Take each line containing the word "title" and copy it.

# Material provided
+===+
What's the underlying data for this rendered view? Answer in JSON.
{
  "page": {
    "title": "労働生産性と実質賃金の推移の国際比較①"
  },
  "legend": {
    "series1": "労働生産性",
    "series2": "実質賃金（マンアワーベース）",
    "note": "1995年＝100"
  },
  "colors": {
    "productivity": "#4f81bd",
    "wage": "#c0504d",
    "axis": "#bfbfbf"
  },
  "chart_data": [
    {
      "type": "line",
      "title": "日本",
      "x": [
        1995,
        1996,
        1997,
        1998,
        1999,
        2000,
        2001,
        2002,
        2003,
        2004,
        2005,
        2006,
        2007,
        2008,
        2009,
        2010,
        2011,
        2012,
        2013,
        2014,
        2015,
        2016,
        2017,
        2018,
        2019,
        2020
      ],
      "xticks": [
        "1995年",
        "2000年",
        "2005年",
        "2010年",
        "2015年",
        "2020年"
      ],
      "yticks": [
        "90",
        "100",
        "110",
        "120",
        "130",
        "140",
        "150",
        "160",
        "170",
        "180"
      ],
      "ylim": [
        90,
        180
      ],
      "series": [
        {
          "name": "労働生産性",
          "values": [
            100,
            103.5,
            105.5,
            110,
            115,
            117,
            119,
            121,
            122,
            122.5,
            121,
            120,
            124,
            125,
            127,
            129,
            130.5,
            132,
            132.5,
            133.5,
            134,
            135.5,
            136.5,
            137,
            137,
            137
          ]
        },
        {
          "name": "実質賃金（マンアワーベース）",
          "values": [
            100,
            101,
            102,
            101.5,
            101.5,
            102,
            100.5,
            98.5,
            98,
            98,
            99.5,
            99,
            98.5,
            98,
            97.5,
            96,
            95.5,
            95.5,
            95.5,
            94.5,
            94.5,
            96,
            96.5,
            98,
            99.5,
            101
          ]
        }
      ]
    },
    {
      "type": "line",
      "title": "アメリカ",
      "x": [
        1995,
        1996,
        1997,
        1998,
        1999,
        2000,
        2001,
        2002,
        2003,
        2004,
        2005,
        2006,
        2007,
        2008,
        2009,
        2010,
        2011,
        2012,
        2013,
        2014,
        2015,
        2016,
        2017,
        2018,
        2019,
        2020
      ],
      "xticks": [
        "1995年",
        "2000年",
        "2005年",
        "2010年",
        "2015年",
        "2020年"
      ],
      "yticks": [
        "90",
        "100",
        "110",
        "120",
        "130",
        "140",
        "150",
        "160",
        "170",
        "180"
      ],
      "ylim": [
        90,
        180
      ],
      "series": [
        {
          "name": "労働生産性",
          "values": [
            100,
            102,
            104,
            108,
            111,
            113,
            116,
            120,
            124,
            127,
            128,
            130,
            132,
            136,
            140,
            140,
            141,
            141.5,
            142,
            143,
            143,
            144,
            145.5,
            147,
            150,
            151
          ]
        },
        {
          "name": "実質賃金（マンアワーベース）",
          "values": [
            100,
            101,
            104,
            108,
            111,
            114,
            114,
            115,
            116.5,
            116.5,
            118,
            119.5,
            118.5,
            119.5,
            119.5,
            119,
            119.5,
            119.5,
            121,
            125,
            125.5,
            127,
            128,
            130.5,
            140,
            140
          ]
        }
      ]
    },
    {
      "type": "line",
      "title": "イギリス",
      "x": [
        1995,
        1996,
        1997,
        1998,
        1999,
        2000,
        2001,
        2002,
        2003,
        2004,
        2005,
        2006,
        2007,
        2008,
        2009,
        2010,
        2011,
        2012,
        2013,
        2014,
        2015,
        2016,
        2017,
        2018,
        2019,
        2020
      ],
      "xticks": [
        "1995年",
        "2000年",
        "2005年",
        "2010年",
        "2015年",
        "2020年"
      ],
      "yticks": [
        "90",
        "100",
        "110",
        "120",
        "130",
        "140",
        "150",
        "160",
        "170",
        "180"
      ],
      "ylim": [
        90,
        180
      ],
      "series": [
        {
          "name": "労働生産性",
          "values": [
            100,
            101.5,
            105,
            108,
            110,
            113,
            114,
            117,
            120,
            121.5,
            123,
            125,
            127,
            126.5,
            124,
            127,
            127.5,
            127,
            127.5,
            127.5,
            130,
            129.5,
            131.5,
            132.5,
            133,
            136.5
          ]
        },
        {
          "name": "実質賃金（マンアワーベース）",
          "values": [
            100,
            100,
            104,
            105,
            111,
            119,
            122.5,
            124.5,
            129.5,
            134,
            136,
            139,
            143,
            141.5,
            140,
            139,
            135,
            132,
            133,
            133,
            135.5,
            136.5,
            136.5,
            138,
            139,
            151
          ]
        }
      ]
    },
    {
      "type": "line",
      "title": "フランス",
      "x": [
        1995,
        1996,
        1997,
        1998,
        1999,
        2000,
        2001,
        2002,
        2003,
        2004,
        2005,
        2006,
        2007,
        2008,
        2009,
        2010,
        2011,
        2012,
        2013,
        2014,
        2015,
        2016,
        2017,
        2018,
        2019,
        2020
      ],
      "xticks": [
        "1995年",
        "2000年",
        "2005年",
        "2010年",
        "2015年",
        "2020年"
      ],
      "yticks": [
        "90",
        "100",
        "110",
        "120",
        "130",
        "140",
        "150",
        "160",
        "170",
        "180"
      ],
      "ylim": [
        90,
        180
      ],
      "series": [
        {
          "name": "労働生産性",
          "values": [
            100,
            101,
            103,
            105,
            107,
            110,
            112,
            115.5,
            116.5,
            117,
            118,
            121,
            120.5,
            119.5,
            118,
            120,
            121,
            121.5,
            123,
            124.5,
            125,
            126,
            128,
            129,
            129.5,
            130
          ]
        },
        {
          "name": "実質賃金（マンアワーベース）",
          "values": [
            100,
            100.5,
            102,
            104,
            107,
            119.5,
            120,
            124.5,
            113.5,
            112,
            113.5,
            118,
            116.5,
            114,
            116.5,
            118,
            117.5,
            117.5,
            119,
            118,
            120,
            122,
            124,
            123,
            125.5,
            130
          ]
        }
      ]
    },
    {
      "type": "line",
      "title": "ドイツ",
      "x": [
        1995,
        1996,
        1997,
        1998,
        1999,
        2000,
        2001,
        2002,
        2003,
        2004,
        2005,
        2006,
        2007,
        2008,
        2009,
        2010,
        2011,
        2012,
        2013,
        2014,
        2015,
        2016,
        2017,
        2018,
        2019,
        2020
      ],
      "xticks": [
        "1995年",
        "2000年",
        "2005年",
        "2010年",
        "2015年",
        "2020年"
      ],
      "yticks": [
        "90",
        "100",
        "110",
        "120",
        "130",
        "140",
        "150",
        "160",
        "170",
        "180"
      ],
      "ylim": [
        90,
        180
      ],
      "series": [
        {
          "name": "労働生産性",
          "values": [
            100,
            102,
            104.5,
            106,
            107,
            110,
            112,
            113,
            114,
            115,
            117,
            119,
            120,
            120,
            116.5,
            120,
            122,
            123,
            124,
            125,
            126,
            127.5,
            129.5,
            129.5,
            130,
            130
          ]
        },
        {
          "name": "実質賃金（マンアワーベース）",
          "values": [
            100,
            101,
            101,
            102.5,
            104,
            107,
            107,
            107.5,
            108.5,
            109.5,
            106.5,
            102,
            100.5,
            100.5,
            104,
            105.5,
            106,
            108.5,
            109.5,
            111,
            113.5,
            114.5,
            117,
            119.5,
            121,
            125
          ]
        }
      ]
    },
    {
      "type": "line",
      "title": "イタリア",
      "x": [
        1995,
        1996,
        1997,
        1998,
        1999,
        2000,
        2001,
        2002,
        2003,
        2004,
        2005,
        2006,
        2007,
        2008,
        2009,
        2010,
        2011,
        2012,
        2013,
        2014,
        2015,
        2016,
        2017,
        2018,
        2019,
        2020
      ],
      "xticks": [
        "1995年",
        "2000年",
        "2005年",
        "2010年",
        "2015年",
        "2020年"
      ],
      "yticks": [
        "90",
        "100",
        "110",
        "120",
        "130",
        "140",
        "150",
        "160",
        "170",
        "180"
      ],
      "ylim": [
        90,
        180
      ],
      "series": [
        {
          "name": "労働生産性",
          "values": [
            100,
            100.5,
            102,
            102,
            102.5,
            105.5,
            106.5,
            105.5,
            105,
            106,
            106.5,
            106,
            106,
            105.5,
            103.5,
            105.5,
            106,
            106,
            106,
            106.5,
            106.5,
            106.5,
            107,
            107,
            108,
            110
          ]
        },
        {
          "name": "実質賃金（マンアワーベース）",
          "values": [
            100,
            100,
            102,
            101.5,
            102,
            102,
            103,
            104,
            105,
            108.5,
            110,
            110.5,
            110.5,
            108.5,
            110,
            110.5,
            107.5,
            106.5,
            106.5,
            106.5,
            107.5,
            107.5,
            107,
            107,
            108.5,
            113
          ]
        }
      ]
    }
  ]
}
+===+
# Written reply
    "title": "労働生産性と実質賃金の推移の国際比較①"
      "title": "日本",
      "title": "アメリカ",
      "title": "イギリス",
      "title": "フランス",
      "title": "ドイツ",
      "title": "イタリア",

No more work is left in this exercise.